(Written request) Make a tally of the lines in the records that include the string "ylabel", and give only that number.

-- BEGIN --

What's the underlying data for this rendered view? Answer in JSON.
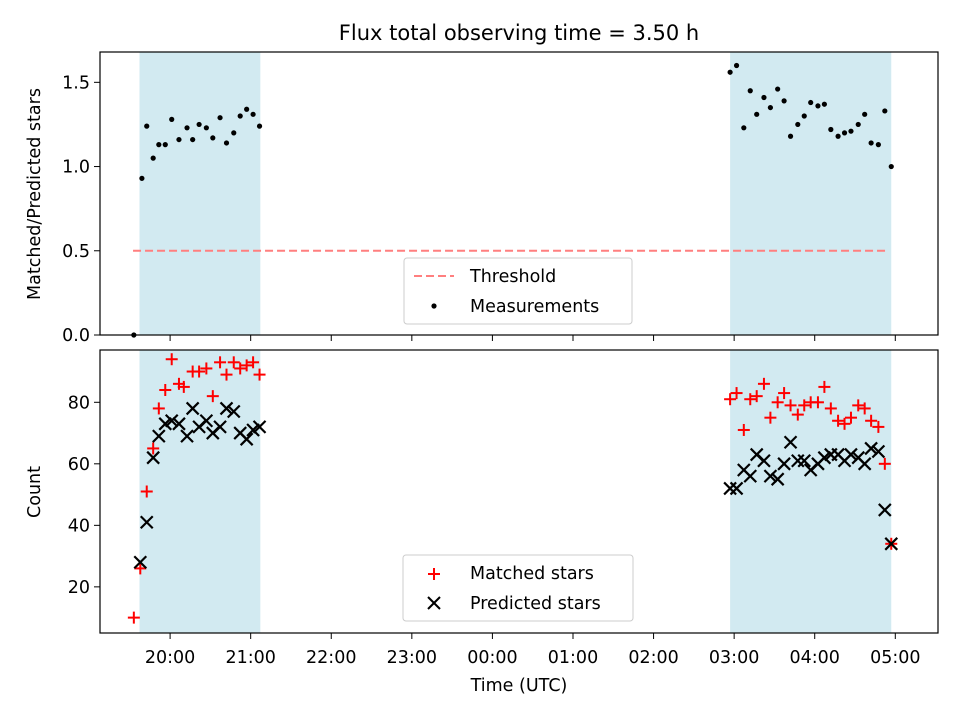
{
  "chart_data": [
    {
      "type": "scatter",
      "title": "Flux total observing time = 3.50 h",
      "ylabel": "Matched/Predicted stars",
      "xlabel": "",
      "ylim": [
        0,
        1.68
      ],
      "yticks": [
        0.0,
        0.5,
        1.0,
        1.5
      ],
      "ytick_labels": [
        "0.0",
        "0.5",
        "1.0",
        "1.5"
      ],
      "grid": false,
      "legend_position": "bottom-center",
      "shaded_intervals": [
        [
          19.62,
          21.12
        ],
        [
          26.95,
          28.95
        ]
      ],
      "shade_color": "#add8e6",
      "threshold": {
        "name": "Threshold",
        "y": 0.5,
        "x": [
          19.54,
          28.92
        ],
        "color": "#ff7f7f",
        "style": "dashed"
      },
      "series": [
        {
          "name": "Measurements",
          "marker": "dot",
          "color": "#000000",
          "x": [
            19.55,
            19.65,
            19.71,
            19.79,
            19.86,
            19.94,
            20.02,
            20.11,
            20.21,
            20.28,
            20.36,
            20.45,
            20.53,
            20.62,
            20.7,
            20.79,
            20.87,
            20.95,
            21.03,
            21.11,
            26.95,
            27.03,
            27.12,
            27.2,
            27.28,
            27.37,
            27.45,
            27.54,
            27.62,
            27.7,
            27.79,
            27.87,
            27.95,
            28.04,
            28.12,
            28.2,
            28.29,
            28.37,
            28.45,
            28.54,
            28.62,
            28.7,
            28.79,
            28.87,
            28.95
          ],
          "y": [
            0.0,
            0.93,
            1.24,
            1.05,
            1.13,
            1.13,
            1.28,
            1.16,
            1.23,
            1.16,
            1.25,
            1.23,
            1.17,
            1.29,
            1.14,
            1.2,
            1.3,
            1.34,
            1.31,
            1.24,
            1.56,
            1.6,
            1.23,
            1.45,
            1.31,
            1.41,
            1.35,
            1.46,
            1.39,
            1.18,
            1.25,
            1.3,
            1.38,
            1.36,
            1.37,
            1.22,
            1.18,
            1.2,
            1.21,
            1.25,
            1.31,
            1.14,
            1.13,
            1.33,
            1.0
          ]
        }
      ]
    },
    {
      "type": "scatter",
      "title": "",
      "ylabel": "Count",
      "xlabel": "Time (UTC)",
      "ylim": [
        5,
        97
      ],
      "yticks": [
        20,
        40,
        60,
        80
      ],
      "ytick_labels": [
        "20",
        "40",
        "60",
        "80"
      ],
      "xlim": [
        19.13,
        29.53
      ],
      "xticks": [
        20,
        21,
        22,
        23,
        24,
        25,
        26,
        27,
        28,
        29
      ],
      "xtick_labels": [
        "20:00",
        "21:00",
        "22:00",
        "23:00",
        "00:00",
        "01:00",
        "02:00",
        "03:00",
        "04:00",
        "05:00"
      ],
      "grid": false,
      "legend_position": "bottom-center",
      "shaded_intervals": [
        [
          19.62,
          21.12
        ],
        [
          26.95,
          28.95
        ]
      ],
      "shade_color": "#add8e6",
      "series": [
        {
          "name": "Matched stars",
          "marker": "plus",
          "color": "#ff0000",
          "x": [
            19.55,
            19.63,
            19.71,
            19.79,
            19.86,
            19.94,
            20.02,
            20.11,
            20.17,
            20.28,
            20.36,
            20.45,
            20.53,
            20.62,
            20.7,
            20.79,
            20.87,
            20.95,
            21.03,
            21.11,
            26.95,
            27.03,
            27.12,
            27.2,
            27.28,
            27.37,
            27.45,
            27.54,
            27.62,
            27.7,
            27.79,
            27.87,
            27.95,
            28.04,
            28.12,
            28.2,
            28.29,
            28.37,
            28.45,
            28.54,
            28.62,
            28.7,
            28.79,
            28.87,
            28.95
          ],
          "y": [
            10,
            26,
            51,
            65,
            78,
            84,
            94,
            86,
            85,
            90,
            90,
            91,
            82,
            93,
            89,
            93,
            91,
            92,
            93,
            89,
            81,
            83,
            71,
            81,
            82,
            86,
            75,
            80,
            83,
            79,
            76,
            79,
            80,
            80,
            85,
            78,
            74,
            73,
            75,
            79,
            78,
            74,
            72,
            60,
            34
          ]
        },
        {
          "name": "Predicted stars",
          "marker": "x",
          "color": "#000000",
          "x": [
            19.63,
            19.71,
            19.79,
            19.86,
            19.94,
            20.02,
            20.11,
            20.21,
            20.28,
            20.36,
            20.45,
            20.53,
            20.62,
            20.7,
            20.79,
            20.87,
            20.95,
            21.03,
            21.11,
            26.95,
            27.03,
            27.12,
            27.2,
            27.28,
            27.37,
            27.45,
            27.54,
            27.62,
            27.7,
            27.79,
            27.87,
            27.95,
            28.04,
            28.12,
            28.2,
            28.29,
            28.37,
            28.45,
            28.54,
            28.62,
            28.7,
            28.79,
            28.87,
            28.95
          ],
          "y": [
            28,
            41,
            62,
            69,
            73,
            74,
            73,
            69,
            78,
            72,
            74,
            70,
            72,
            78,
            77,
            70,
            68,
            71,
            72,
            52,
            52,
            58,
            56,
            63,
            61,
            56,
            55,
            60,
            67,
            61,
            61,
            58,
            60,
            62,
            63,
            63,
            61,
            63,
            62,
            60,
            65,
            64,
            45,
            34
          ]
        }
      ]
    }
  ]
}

-- END --
-- BEGIN --

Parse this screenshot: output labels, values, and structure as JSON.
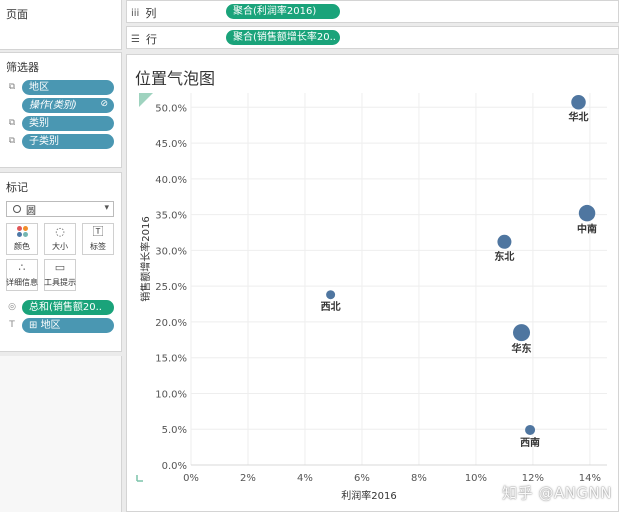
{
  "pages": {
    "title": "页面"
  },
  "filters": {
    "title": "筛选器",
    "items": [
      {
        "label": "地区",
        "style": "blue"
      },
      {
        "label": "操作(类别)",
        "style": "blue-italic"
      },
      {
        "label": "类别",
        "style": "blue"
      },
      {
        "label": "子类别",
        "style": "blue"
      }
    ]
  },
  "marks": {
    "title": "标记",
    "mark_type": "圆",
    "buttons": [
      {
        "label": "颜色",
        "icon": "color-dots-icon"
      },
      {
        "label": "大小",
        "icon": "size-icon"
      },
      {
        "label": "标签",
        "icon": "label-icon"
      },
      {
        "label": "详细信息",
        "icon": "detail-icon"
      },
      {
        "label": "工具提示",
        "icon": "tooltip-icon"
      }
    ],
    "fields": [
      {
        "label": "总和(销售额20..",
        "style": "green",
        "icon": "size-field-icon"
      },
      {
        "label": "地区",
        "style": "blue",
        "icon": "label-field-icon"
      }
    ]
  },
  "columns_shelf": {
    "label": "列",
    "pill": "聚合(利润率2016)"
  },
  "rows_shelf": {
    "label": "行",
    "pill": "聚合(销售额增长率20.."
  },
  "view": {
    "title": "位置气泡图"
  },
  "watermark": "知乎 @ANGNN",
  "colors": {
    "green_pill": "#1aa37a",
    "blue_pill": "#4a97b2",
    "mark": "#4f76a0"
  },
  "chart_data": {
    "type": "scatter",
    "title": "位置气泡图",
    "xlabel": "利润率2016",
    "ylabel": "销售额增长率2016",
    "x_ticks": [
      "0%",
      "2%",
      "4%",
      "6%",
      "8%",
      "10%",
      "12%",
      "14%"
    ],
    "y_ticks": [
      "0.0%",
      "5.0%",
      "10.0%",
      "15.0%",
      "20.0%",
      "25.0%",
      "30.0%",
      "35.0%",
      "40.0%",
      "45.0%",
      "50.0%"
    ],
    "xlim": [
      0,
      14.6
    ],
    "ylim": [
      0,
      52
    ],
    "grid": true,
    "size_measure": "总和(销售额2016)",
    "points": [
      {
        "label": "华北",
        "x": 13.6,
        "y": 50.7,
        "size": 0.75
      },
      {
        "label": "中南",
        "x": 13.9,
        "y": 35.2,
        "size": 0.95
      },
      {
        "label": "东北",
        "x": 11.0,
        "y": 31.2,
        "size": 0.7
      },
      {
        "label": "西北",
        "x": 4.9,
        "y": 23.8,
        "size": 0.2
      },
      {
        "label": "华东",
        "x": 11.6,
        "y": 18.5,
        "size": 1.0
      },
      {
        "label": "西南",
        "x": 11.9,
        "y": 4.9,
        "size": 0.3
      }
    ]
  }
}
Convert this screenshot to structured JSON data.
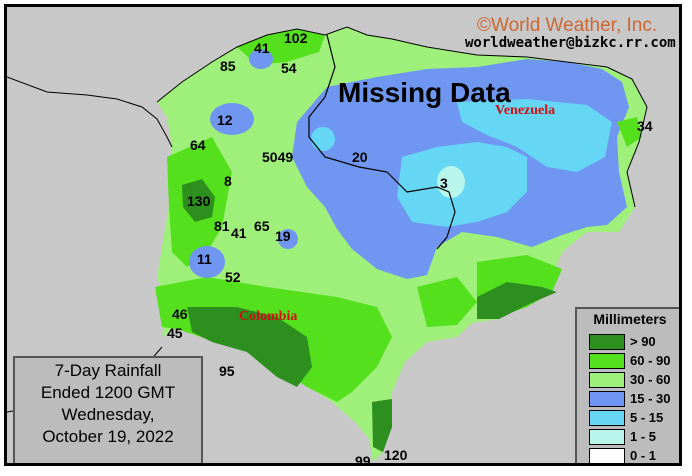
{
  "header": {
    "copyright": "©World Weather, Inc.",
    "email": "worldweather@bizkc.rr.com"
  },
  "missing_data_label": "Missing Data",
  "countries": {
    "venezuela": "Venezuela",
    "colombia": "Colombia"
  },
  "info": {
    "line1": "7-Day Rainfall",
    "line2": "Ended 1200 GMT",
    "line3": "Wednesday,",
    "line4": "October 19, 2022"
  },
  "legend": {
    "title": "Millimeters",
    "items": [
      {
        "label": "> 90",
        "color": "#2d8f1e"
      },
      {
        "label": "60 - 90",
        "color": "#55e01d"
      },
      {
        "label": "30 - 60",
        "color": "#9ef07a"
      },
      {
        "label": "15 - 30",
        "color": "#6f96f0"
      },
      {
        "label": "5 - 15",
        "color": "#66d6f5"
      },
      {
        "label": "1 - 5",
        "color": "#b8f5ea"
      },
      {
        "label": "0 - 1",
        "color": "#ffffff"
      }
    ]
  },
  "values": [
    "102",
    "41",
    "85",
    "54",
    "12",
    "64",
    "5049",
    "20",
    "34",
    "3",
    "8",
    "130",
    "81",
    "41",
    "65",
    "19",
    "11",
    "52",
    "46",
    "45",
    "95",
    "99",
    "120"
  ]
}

-- END --

(Response for this exercise) 3